→ **Work to be completed**
Of all the lines in the records, how many hold the word "this"? Answer with the number only.

** START Task data **

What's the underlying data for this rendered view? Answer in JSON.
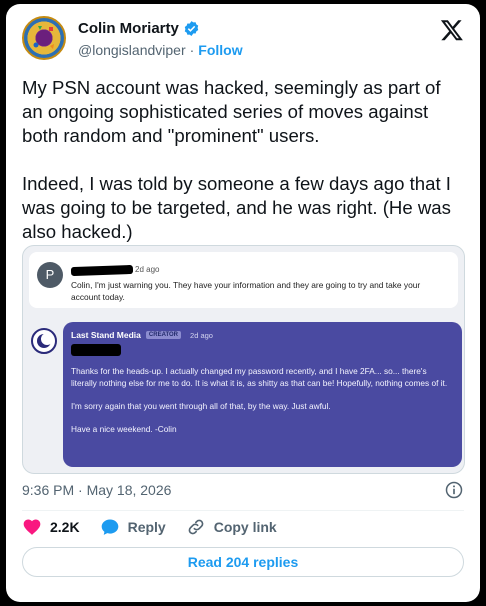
{
  "author": {
    "name": "Colin Moriarty",
    "handle": "@longislandviper",
    "separator": "·",
    "follow_label": "Follow"
  },
  "tweet": {
    "text": "My PSN account was hacked, seemingly as part of an ongoing sophisticated series of moves against both random and \"prominent\" users.\n\nIndeed, I was told by someone a few days ago that I was going to be targeted, and he was right. (He was also hacked.)"
  },
  "media": {
    "message1": {
      "avatar_letter": "P",
      "time": "2d ago",
      "text": "Colin, I'm just warning you. They have your information and they are going to try and take your account today."
    },
    "message2": {
      "author": "Last Stand Media",
      "badge": "CREATOR",
      "time": "2d ago",
      "paragraphs": [
        "Thanks for the heads-up. I actually changed my password recently, and I have 2FA... so... there's literally nothing else for me to do. It is what it is, as shitty as that can be! Hopefully, nothing comes of it.",
        "I'm sorry again that you went through all of that, by the way. Just awful.",
        "Have a nice weekend. -Colin"
      ]
    }
  },
  "meta": {
    "timestamp": "9:36 PM · May 18, 2026"
  },
  "actions": {
    "likes": "2.2K",
    "reply_label": "Reply",
    "copy_link_label": "Copy link"
  },
  "replies_button": "Read 204 replies",
  "colors": {
    "accent": "#1d9bf0",
    "like": "#f91880",
    "bubble": "#4a4aa1"
  },
  "icons": [
    "verified-icon",
    "x-logo-icon",
    "info-icon",
    "heart-icon",
    "reply-bubble-icon",
    "link-icon"
  ]
}
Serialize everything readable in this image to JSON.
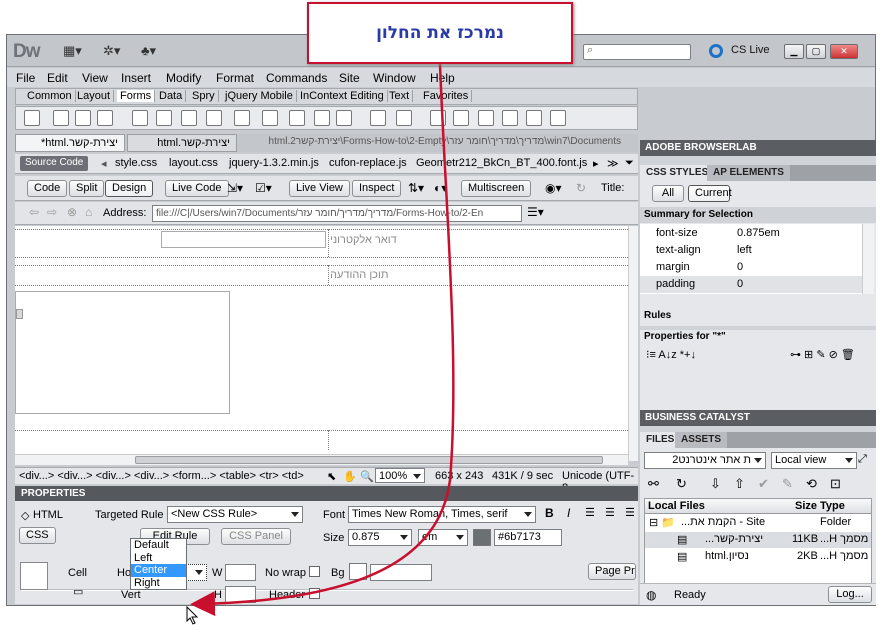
{
  "callout": {
    "text": "נמרכז את החלון"
  },
  "app": {
    "logo": "Dw",
    "cs_live": "CS Live"
  },
  "menu": [
    "File",
    "Edit",
    "View",
    "Insert",
    "Modify",
    "Format",
    "Commands",
    "Site",
    "Window",
    "Help"
  ],
  "insert_tabs": [
    {
      "label": "Common",
      "active": false
    },
    {
      "label": "Layout",
      "active": false
    },
    {
      "label": "Forms",
      "active": true
    },
    {
      "label": "Data",
      "active": false
    },
    {
      "label": "Spry",
      "active": false
    },
    {
      "label": "jQuery Mobile",
      "active": false
    },
    {
      "label": "InContext Editing",
      "active": false
    },
    {
      "label": "Text",
      "active": false
    },
    {
      "label": "Favorites",
      "active": false
    }
  ],
  "doc_tabs": [
    {
      "label": "יצירת-קשר.html*",
      "active": true
    },
    {
      "label": "יצירת-קשר.html",
      "active": false
    }
  ],
  "doc_path": "win7\\Documents\\מדריך\\מדריך\\חומר עזר\\Forms-How-to\\2-Empty\\יצירת-קשר2.html",
  "related_files": {
    "source_code": "Source Code",
    "files": [
      "style.css",
      "layout.css",
      "jquery-1.3.2.min.js",
      "cufon-replace.js",
      "Geometr212_BkCn_BT_400.font.js"
    ]
  },
  "doc_toolbar": {
    "code": "Code",
    "split": "Split",
    "design": "Design",
    "live_code": "Live Code",
    "live_view": "Live View",
    "inspect": "Inspect",
    "multiscreen": "Multiscreen",
    "title_label": "Title:"
  },
  "address": {
    "label": "Address:",
    "value": "file:///C|/Users/win7/Documents/מדריך/מדריך/חומר עזר/Forms-How-to/2-En"
  },
  "design": {
    "email_label": "דואר אלקטרוני",
    "message_label": "תוכן ההודעה"
  },
  "status": {
    "tags": "<div...> <div...> <div...> <div...> <form...> <table> <tr> <td>",
    "zoom": "100%",
    "size": "663 x 243",
    "file": "431K / 9 sec",
    "encoding": "Unicode (UTF-8"
  },
  "properties": {
    "header": "PROPERTIES",
    "html_btn": "HTML",
    "css_btn": "CSS",
    "targeted_rule_label": "Targeted Rule",
    "targeted_rule_value": "<New CSS Rule>",
    "edit_rule": "Edit Rule",
    "css_panel": "CSS Panel",
    "font_label": "Font",
    "font_value": "Times New Roman, Times, serif",
    "size_label": "Size",
    "size_value": "0.875",
    "unit_value": "em",
    "color_value": "#6b7173",
    "cell_label": "Cell",
    "horz_label": "Horz",
    "horz_value": "Left",
    "vert_label": "Vert",
    "w_label": "W",
    "h_label": "H",
    "nowrap_label": "No wrap",
    "bg_label": "Bg",
    "header_label": "Header",
    "page_props": "Page Properties...",
    "horz_options": [
      "Default",
      "Left",
      "Center",
      "Right"
    ],
    "horz_highlight": "Center"
  },
  "right": {
    "browserlab": "ADOBE BROWSERLAB",
    "css_styles_tab": "CSS STYLES",
    "ap_tab": "AP ELEMENTS",
    "all_btn": "All",
    "current_btn": "Current",
    "summary_label": "Summary for Selection",
    "summary": [
      {
        "prop": "font-size",
        "value": "0.875em"
      },
      {
        "prop": "text-align",
        "value": "left"
      },
      {
        "prop": "margin",
        "value": "0"
      },
      {
        "prop": "padding",
        "value": "0"
      }
    ],
    "rules_label": "Rules",
    "properties_for": "Properties for \"*\"",
    "business_catalyst": "BUSINESS CATALYST",
    "files_tab": "FILES",
    "assets_tab": "ASSETS",
    "site_value": "ת אתר אינטרנט2",
    "view_value": "Local view",
    "cols": {
      "local": "Local Files",
      "size": "Size",
      "type": "Type"
    },
    "rows": [
      {
        "name": "Site - הקמת את...",
        "size": "",
        "type": "Folder"
      },
      {
        "name": "יצירת-קשר...",
        "size": "11KB",
        "type": "מסמך H..."
      },
      {
        "name": "נסיון.html",
        "size": "2KB",
        "type": "מסמך H..."
      }
    ],
    "ready": "Ready",
    "log": "Log..."
  }
}
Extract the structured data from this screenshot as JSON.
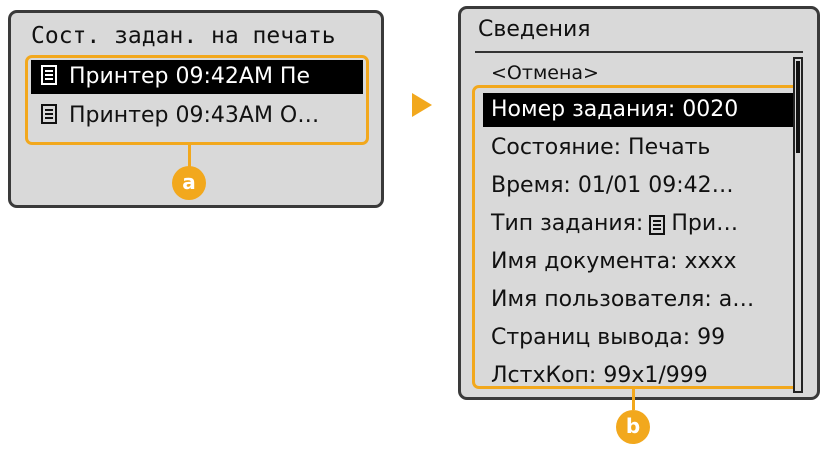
{
  "left_panel": {
    "title": "Сост. задан. на печать",
    "rows": [
      {
        "text": "Принтер 09:42AM Пе",
        "icon": "document-icon",
        "selected": true
      },
      {
        "text": "Принтер 09:43AM О…",
        "icon": "document-icon",
        "selected": false
      }
    ]
  },
  "right_panel": {
    "title": "Сведения",
    "cancel": "<Отмена>",
    "rows": [
      {
        "text": "Номер задания: 0020",
        "selected": true
      },
      {
        "text": "Состояние: Печать"
      },
      {
        "text": "Время: 01/01 09:42…"
      },
      {
        "prefix": "Тип задания:",
        "icon": "document-icon",
        "suffix": "При…"
      },
      {
        "text": "Имя документа: xxxx"
      },
      {
        "text": "Имя пользователя: a…"
      },
      {
        "text": "Страниц вывода: 99"
      },
      {
        "text": "ЛстхКоп: 99x1/999"
      }
    ]
  },
  "callouts": {
    "a": "a",
    "b": "b"
  },
  "colors": {
    "accent": "#f2a81d",
    "panel_bg": "#d9d9d9",
    "selected_bg": "#000000"
  }
}
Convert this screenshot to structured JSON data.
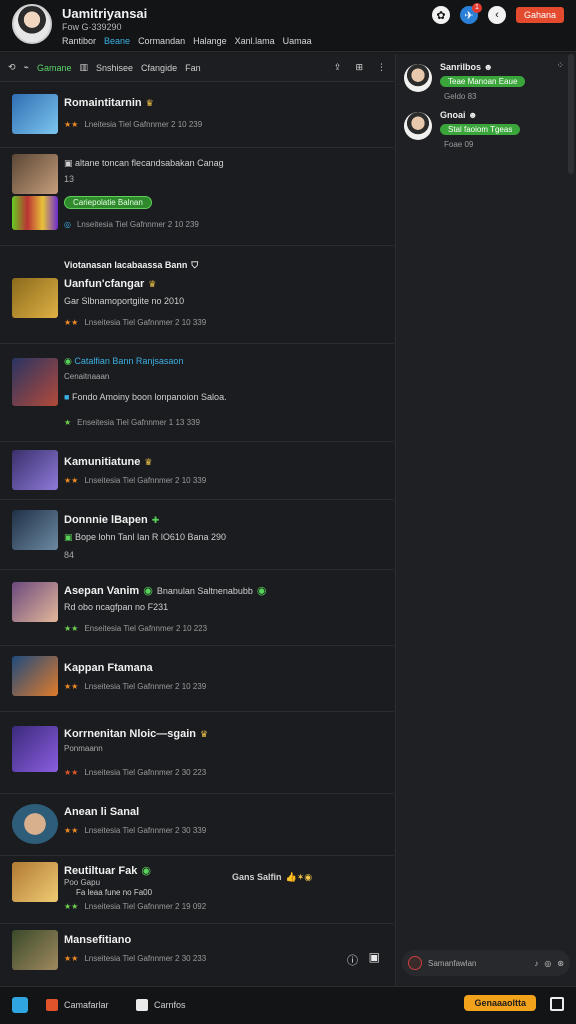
{
  "header": {
    "title": "Uamitriyansai",
    "subtitle": "Fow G·339290",
    "nav": [
      "Rantibor",
      "Beane",
      "Cormandan",
      "Halange",
      "Xanl.lama",
      "Uamaa"
    ],
    "active_nav": "Beane",
    "notification_count": "1",
    "action_button": "Gahana"
  },
  "toolbar": {
    "tabs": [
      "Gamane",
      "Snshisee",
      "Cfangide",
      "Fan"
    ],
    "active_tab": "Gamane"
  },
  "feed": [
    {
      "name": "Romaintitarnin",
      "meta": "Lneitesia  Tiel  Gafnnmer  2 10 239"
    },
    {
      "headline": "altane  toncan  flecandsabakan  Canag",
      "sub": "13",
      "pill": "Cariepolatie Balnan",
      "meta": "Lnseitesia  Tiel  Gafnnmer  2 10 239"
    },
    {
      "headline": "Viotanasan  lacabaassa  Bann",
      "name": "Uanfun'cfangar",
      "line": "Gar  Slbnamoportgiite  no  2010",
      "meta": "Lnseitesia  Tiel  Gafnnmer  2 10 339"
    },
    {
      "headline": "Catalfian  Bann  Ranjsasaon",
      "sub": "Cenaitnaaan",
      "line": "Fondo  Amoiny  boon  lonpanoion  Saloa.",
      "meta": "Enseitesia  Tiel  Gafnnmer  1 13 339"
    },
    {
      "name": "Kamunitiatune",
      "meta": "Lnseitesia  Tiel  Gafnnmer  2 10 339"
    },
    {
      "name": "Donnnie  lBapen",
      "line": "Bope  lohn  Tanl  Ian  R  lO610  Bana  290",
      "sub": "84",
      "meta": ""
    },
    {
      "name": "Asepan  Vanim",
      "extra": "Bnanulan  Saltnenabubb",
      "line": "Rd  obo  ncagfpan  no  F231",
      "meta": "Enseitesia  Tiel  Gafnnmer  2 10 223"
    },
    {
      "name": "Kappan  Ftamana",
      "meta": "Lnseitesia  Tiel  Gafnnmer  2 10 239"
    },
    {
      "name": "Korrnenitan  Nloic—sgain",
      "sub": "Ponmaann",
      "meta": "Lnseitesia  Tiel  Gafnnmer  2 30 223"
    },
    {
      "name": "Anean  li  Sanal",
      "meta": "Lnseitesia  Tiel  Gafnnmer  2 30 339"
    },
    {
      "name": "Reutiltuar  Fak",
      "sub": "Poo  Gapu",
      "line": "Fa  leaa  fune  no  Fa00",
      "aside": "Gans  Salfin",
      "meta": "Lnseitesia  Tiel  Gafnnmer  2 19 092"
    },
    {
      "name": "Mansefitiano",
      "meta": "Lnseitesia  Tiel  Gafnnmer  2 30 233"
    }
  ],
  "chat": [
    {
      "name": "Sanrilbos",
      "message": "Teae  Manoan  Eaue",
      "time": "Geldo  83"
    },
    {
      "name": "Gnoai",
      "message": "Stal  faoiom  Tgeas",
      "time": "Foae  09"
    }
  ],
  "chat_input": {
    "placeholder": "Samanfawlan"
  },
  "bottom": {
    "tab1": "Camafarlar",
    "tab2": "Carnfos",
    "cta": "Genaaaoltta"
  }
}
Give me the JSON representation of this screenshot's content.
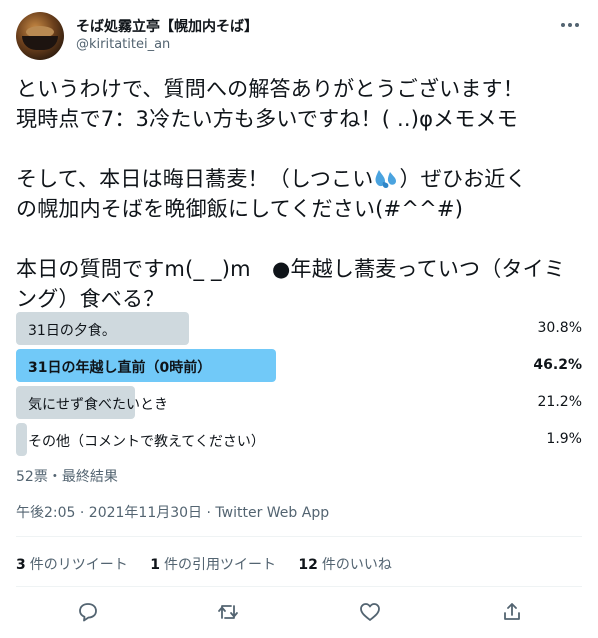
{
  "user": {
    "display_name": "そば処霧立亭【幌加内そば】",
    "handle": "@kiritatitei_an"
  },
  "tweet": {
    "text": "というわけで、質問への解答ありがとうございます！\n現時点で7：3冷たい方も多いですね！( ..)φメモメモ\n\nそして、本日は晦日蕎麦！（しつこい",
    "text_after_emoji": "）ぜひお近く\nの幌加内そばを晩御飯にしてください(#^^#)\n\n本日の質問ですm(_ _)m　●年越し蕎麦っていつ（タイミング）食べる？"
  },
  "poll": {
    "options": [
      {
        "label": "31日の夕食。",
        "percent": "30.8%",
        "value": 30.8,
        "winner": false
      },
      {
        "label": "31日の年越し直前（0時前）",
        "percent": "46.2%",
        "value": 46.2,
        "winner": true
      },
      {
        "label": "気にせず食べたいとき",
        "percent": "21.2%",
        "value": 21.2,
        "winner": false
      },
      {
        "label": "その他（コメントで教えてください）",
        "percent": "1.9%",
        "value": 1.9,
        "winner": false
      }
    ],
    "meta": "52票・最終結果"
  },
  "timestamp": "午後2:05 · 2021年11月30日 · Twitter Web App",
  "stats": {
    "retweets": {
      "count": "3",
      "label": "件のリツイート"
    },
    "quotes": {
      "count": "1",
      "label": "件の引用ツイート"
    },
    "likes": {
      "count": "12",
      "label": "件のいいね"
    }
  },
  "colors": {
    "winner_bar": "#71c9f8",
    "bar": "#cfd9de",
    "secondary_text": "#536471"
  },
  "icons": [
    "more-icon",
    "sweat-emoji-icon",
    "reply-icon",
    "retweet-icon",
    "like-icon",
    "share-icon"
  ]
}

** END Task data **

→ **Written answer**
5